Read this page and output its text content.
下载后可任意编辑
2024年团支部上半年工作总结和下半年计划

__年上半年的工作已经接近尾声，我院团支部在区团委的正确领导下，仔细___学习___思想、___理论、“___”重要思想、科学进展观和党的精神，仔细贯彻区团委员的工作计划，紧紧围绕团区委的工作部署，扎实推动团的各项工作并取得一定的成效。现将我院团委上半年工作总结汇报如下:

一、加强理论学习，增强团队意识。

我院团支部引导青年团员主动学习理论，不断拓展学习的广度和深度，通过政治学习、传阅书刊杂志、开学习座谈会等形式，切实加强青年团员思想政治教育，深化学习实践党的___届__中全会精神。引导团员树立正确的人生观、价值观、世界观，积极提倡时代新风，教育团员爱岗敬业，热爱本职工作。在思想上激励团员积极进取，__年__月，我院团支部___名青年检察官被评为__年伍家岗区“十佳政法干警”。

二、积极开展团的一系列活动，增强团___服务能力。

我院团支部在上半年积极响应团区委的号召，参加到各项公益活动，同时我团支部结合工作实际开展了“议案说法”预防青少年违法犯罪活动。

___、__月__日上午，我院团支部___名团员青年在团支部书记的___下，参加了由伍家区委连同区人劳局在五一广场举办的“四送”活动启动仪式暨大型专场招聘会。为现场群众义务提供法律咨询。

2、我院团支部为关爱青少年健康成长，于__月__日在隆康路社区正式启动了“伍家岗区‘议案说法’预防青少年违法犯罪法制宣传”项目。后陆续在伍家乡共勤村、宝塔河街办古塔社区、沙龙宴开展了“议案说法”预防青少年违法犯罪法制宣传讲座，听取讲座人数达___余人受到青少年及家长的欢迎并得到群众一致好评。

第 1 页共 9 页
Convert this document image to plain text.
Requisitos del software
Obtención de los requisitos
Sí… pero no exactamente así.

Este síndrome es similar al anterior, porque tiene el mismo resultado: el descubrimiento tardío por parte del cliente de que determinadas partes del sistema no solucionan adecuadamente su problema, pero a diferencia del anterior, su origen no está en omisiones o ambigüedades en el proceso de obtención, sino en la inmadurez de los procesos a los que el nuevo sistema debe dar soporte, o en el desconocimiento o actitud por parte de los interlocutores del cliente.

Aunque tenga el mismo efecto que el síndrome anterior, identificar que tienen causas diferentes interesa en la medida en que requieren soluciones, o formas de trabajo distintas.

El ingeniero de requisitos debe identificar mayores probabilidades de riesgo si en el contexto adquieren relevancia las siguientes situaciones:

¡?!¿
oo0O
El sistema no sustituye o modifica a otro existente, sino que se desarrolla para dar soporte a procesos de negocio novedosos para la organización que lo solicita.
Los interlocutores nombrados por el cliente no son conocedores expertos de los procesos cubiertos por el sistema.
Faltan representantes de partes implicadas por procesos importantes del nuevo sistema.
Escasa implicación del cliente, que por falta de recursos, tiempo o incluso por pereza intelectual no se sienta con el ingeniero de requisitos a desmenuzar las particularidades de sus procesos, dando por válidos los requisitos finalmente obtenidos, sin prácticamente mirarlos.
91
****************
- [Stated exercise]:
Copy out all the entries shown above, character for character.

- [Complete response]:
Read this page and output its text content.
下载后可任意编辑
2024年团支部上半年工作总结和下半年计划

__年上半年的工作已经接近尾声，我院团支部在区团委的正确领导下，仔细___学习___思想、___理论、“___”重要思想、科学进展观和党的精神，仔细贯彻区团委员的工作计划，紧紧围绕团区委的工作部署，扎实推动团的各项工作并取得一定的成效。现将我院团委上半年工作总结汇报如下:

一、加强理论学习，增强团队意识。

我院团支部引导青年团员主动学习理论，不断拓展学习的广度和深度，通过政治学习、传阅书刊杂志、开学习座谈会等形式，切实加强青年团员思想政治教育，深化学习实践党的___届__中全会精神。引导团员树立正确的人生观、价值观、世界观，积极提倡时代新风，教育团员爱岗敬业，热爱本职工作。在思想上激励团员积极进取，__年__月，我院团支部___名青年检察官被评为__年伍家岗区“十佳政法干警”。

二、积极开展团的一系列活动，增强团___服务能力。

我院团支部在上半年积极响应团区委的号召，参加到各项公益活动，同时我团支部结合工作实际开展了“议案说法”预防青少年违法犯罪活动。

___、__月__日上午，我院团支部___名团员青年在团支部书记的___下，参加了由伍家区委连同区人劳局在五一广场举办的“四送”活动启动仪式暨大型专场招聘会。为现场群众义务提供法律咨询。

2、我院团支部为关爱青少年健康成长，于__月__日在隆康路社区正式启动了“伍家岗区‘议案说法’预防青少年违法犯罪法制宣传”项目。后陆续在伍家乡共勤村、宝塔河街办古塔社区、沙龙宴开展了“议案说法”预防青少年违法犯罪法制宣传讲座，听取讲座人数达___余人受到青少年及家长的欢迎并得到群众一致好评。

第 1 页共 9 页
Convert this document image to plain text.
Requisitos del software
Obtención de los requisitos
Sí… pero no exactamente así.

Este síndrome es similar al anterior, porque tiene el mismo resultado: el descubrimiento tardío por parte del cliente de que determinadas partes del sistema no solucionan adecuadamente su problema, pero a diferencia del anterior, su origen no está en omisiones o ambigüedades en el proceso de obtención, sino en la inmadurez de los procesos a los que el nuevo sistema debe dar soporte, o en el desconocimiento o actitud por parte de los interlocutores del cliente.

Aunque tenga el mismo efecto que el síndrome anterior, identificar que tienen causas diferentes interesa en la medida en que requieren soluciones, o formas de trabajo distintas.

El ingeniero de requisitos debe identificar mayores probabilidades de riesgo si en el contexto adquieren relevancia las siguientes situaciones:

¡?!¿
oo0O
El sistema no sustituye o modifica a otro existente, sino que se desarrolla para dar soporte a procesos de negocio novedosos para la organización que lo solicita.
Los interlocutores nombrados por el cliente no son conocedores expertos de los procesos cubiertos por el sistema.
Faltan representantes de partes implicadas por procesos importantes del nuevo sistema.
Escasa implicación del cliente, que por falta de recursos, tiempo o incluso por pereza intelectual no se sienta con el ingeniero de requisitos a desmenuzar las particularidades de sus procesos, dando por válidos los requisitos finalmente obtenidos, sin prácticamente mirarlos.
91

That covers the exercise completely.